#### Kutipan Bacaan:
“Akulah petualang yang mencari kebenaran. Akulah manusia yang mencari makna dan hakikat kemanusiannya di tengah manusia. Akulah patriot yang berjuang menegakkan kehormatan, kebebasan, ketenangan, dan kehidupan yang baik bagi tanah air..” -Hasan al Banna-



Separah Inikah Bangsaku…??!!

Separah Inikah Bangsaku…??!!
TW Yunianto*

Tsunami menghiasi langit Indonesia di akhir tahun 2004 mengawali langkah politik SBY menjadi presiden RI ke-7.
Lepasnya Sipadan-Ligitan sebagai bentuk lengahnya anak bangsa mengurus dirinya.
Bom Leuwi Gajah tak hanya menghenyakkan orang Bandung, tetapi seluruh negeri yang menggambarkan ketidakbecusan pemerintah mengurus sampah.
Ramainya skandal BNI yang membawa uang rakyat triliunan rupiah.
Rentetan tragedi hitam pilkada, mulai dari pemalsuan identitas, saksi palsu, politik uang, dan bahkan pembakaran fasilitas umum.
Pengerukan harta rakyat ratusan triliun pertahun lewat Freeport dan Indosat sebagai contoh pragmatis-nya bangsa Indonesia.
Isu – isu SARA, mulai dari Poso, Ahmadiyyah, Lia Eden, atau bahkan kasus lainnya yang identik dengan permainan intelijen dalam mengalihkan wacana.
Terealisasinya kenaikan BBM 180%, adanya beras impor yang masuk lebih dari 180 ribu ton, dan bahkan rencana kenaikan Tarif Dasar Listrik 30 – 80 % yang berarti pembantaian rakyat kecil
Rencana terbitnya Majalah Play Boy versi Indonesia di negeri ini dengan alasan simbol kebebasan berekspresi dan berpendapat.
Matinya ribuan rakyat Indonesia karena kelaparan di Yahukimo Irian Jaya, longsor di Purworejo, banjir di Mojokerto, Gempa Poso, Kapal karam di Lombok, atau kasus pembunuhan yang tiap jam ditayangkan melalui berita di televisi.

Apa lagi...? Tidakkah cukup hal itu menyadarkan kita....
Saudaraku, jika kita masih merasa sebagai manusia yang mempunyai nurani. Begitu banyak bangsa kita mendapatkan peringatan yang maha dahsyatnya. Mulai dari tragedi yang bisa kita rasakan secara langsung seperti contoh di atas, maupun tidak langsung seperti invasi barat terhadap pemerintahan kita. Mau atau tidak mau, hal itu senantiasa berjalan di tengah kelengahan kita sebagai seorang pemuda. Masih layakkah kita saat ini menggenggam tangan kita, membungkam mulut kita, duduk bersantai ria, sedangkan tiap hari bangsa kita disuguhi oleh perjamuan tragedi kemanusiaan.

#### Entri Tersedia:
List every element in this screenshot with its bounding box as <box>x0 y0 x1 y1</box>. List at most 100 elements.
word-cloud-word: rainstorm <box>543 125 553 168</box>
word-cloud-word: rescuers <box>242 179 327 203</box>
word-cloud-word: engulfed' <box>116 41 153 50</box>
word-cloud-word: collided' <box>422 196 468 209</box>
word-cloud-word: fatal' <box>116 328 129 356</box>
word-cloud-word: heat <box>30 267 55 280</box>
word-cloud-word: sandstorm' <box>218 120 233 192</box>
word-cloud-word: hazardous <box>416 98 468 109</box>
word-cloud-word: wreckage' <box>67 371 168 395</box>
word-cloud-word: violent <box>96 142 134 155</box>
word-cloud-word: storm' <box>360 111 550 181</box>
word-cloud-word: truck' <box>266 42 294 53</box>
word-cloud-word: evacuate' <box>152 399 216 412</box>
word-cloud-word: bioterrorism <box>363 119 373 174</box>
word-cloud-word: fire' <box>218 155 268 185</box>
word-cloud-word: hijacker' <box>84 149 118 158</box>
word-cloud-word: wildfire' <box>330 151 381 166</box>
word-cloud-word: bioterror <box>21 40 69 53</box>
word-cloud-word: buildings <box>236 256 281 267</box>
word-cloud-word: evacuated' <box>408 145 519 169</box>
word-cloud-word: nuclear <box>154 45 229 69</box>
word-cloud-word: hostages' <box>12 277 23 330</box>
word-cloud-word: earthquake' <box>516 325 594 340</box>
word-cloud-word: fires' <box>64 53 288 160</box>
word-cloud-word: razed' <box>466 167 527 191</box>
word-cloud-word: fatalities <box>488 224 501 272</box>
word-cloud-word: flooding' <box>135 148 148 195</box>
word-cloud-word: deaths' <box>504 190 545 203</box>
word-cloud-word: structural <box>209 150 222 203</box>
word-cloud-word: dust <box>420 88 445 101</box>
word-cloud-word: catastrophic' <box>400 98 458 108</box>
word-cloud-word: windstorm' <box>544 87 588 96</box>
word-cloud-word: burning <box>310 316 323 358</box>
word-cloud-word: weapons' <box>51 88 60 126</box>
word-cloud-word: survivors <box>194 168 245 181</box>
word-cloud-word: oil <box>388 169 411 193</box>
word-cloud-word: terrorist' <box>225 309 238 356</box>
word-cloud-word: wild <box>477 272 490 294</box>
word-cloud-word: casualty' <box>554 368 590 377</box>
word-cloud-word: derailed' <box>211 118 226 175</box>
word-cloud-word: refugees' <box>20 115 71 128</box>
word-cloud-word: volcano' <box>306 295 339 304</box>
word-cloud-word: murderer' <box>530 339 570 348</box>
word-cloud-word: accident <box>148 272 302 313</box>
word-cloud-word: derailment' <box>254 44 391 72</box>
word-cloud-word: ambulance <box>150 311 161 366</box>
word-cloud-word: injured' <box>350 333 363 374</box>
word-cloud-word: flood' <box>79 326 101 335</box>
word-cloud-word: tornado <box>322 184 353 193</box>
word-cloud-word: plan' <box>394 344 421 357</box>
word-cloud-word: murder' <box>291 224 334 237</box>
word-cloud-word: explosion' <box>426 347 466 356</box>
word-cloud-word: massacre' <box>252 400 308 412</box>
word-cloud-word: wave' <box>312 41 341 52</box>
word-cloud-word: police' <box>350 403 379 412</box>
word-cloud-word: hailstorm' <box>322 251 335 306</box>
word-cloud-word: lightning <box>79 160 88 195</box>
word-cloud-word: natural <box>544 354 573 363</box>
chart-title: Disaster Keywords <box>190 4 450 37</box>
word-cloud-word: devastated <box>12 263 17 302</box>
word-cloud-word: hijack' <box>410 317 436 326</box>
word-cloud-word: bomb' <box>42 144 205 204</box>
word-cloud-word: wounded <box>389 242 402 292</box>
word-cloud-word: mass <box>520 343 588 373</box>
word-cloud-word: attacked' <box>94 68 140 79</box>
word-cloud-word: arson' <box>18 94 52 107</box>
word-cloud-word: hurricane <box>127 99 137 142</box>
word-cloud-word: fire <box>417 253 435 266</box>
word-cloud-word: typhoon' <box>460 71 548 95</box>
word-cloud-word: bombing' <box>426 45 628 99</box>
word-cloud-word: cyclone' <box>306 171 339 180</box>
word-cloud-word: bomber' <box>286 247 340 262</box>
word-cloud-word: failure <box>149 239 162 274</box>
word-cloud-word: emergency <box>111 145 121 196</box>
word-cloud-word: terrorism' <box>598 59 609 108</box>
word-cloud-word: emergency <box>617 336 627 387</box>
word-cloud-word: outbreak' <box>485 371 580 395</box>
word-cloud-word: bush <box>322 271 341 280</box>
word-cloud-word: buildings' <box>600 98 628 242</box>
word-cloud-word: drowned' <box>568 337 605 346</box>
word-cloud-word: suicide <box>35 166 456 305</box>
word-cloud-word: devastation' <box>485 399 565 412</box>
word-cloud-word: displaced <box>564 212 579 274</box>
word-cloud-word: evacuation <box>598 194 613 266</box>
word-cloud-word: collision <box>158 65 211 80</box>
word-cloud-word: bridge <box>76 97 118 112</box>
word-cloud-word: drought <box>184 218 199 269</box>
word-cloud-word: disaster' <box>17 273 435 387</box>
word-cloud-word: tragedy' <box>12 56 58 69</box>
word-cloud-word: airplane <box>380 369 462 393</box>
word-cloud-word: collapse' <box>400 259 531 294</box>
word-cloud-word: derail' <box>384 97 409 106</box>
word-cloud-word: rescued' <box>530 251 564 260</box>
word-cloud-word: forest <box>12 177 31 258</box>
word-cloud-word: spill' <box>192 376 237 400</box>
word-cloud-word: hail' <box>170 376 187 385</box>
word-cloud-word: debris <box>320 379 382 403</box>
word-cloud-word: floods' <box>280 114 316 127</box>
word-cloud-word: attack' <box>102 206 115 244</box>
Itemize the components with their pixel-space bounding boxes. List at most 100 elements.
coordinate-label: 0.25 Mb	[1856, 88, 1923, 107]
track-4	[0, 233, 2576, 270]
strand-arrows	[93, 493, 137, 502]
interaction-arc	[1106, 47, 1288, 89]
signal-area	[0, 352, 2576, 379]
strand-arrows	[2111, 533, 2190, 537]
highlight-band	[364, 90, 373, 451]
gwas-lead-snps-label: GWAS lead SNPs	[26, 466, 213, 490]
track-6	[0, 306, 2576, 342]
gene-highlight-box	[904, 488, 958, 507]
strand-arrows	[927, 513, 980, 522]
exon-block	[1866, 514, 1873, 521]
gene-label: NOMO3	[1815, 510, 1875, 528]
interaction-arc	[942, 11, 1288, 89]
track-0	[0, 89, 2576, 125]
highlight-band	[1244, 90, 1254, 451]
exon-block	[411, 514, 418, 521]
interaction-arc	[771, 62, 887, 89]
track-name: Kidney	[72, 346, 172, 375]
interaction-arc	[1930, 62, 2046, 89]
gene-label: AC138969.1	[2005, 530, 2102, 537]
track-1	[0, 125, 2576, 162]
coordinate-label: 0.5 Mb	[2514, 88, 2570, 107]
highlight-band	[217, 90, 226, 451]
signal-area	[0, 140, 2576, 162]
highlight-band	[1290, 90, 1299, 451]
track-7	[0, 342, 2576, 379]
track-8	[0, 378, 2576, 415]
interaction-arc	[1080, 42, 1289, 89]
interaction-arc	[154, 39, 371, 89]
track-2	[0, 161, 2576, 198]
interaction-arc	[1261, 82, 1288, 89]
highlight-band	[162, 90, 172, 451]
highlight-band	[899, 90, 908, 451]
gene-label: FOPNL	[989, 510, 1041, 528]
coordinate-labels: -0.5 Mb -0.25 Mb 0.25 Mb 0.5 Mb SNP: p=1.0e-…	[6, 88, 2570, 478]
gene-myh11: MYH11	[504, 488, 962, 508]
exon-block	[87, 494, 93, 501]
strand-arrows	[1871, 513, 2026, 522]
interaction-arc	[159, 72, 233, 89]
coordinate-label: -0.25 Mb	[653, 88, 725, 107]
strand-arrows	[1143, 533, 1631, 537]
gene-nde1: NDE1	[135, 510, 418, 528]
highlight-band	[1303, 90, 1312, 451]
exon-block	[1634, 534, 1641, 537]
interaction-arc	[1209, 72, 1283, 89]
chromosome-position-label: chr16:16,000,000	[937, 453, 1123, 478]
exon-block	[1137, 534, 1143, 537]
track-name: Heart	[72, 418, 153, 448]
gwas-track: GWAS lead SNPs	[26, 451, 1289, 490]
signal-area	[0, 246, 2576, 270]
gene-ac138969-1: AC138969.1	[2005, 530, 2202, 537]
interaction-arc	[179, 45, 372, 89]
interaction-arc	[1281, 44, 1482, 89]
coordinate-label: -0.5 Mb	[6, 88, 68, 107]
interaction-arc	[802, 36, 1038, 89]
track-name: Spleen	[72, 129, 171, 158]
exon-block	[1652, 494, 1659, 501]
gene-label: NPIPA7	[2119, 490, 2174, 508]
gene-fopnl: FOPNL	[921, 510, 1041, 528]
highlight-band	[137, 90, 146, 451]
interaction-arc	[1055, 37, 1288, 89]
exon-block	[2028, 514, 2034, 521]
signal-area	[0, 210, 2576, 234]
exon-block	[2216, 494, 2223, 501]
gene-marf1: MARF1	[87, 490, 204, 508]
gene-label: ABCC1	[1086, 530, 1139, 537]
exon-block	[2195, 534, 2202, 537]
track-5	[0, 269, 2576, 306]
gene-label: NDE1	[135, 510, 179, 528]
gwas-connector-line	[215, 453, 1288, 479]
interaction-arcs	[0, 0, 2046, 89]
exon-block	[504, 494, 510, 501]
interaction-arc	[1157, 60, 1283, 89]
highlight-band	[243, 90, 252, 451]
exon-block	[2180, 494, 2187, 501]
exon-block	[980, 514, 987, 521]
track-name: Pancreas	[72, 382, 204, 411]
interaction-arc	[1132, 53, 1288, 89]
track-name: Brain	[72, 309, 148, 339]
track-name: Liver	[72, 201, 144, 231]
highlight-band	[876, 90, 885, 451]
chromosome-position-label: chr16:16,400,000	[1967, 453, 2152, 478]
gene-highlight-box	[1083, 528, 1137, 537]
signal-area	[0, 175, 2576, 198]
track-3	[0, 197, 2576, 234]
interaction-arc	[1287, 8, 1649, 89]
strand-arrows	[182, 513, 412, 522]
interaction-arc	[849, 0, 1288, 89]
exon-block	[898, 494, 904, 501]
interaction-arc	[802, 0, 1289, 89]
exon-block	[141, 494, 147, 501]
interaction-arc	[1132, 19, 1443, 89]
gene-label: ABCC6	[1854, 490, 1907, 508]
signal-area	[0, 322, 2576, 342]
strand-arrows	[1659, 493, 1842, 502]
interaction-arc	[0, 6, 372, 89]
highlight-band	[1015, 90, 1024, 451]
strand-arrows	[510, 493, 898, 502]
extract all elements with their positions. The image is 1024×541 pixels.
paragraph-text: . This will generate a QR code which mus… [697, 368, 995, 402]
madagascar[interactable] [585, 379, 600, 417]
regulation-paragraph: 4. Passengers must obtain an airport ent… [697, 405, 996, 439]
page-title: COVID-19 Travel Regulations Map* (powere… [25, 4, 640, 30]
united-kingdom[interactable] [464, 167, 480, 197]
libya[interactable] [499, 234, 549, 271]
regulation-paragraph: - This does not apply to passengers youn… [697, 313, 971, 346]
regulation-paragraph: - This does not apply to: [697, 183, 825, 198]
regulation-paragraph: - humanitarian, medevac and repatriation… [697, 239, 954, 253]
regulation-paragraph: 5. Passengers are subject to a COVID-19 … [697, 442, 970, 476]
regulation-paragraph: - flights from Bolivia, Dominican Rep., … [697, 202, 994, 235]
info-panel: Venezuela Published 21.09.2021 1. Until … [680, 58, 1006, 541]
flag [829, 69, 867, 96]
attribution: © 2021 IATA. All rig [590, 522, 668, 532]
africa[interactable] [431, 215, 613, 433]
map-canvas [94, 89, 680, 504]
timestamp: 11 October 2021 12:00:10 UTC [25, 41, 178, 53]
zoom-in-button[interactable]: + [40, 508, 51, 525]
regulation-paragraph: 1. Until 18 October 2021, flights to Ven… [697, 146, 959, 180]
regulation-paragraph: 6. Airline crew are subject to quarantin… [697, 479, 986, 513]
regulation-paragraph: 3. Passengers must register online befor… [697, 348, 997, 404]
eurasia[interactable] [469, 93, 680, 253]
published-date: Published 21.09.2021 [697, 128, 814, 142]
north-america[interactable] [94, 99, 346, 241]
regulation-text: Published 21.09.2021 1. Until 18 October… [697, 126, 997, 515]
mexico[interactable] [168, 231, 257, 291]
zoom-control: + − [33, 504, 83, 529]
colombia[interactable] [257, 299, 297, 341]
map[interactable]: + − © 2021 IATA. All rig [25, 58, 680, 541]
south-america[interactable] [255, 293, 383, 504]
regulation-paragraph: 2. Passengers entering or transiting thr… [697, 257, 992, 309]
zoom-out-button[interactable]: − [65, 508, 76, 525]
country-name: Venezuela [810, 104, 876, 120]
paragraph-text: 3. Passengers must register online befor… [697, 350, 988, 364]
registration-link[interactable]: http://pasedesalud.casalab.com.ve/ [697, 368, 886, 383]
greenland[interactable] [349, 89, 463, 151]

#### Petunjuk 1:
Menurut tulisan tentang tragedi bangsa, berapa persen kenaikan BBM yang sudah terealisasi?
#### Petunjuk 2:
Lanjutkan tulisan tentang tragedi bangsa mulai setelah kalimat terakhirnya.
Daftar di atas diambil dari sumber yang berbeda.

#### Jawaban Latihan 1:
Kenaikan BBM yang terealisasi sebesar 180%.

#### Jawaban Latihan 2:
Cukup sudah kita berpangku tangan, seolah menjadi orang bego dengan menganggap urusan itu adalah urusan pemerintah, masalah korupsi adalah urusan polisi dan jaksa, demonstrasi kerjaan para aktivis mahasiswa. Lalu apa yang kita bisa...
Negeri ini tidak butuh pemuda bodoh yang hanya memperhatikan dirinya sendiri, masa depannya yang penuh dengan mimpi kemewahan duniawi.
Apa yang kita punyai saat ini ? Hartakah; dengan beban hutang yang lebih dari 2.200 triliun. Sumber daya-kah; dengan adanya perampasan bahan tambang, mulai dari pasir laut sampai pasir mulia (emas) oleh asing. Atau bahkan kecerdasankah; dengan peringkat HDI di atas 100 diantara bangsa – bangsa di dunia.

Apa yang kita banggakan atas negeri kita saat ini ?
Jika Koes Plus bernyanyi ”tongkat kayu dan batu jadi tanaman..”, maka realitanya adalah impor beras yang dilakukan oleh oknum pemerintah yang bekerja sama dengan cukong – cukong nakal, padahal stok beras yang ada di petani masih ada, sehingga tak ayal para gubernur/bupati/walikota melakukan penolakan besar – besaran yang diikuti oleh kemarahan Jusuf Kalla.
Jika teori ITU (International Telecommunication Union) menyebutkan penambahan 1 SST (Satuan Sambungan Telepon) dapat meningkatkan taraf perekonomian suatu bangsa sebesar 3%, maka bagaimana dengan Indosat yang telah dikuasai Singtel yang notabene milik Yahudi. Telkomsel yang keuntungannya (walaupun sedikit) masuk ke kantong mereka. Atau bahkan telekomunikasi di wilayah Indonesia Timur yang juga dikuasai oleh duet Bukaka (milik Jusuf Kalla) dan Singtel. Bahkan, beberapa hari yang lalu kita mendengar Singtel telah membeli lebih dari separuh Saham Chandra Asri (50,45%) yang saat ini dikenal sebagai perusahaan petrokimia terbesar di Indonesia.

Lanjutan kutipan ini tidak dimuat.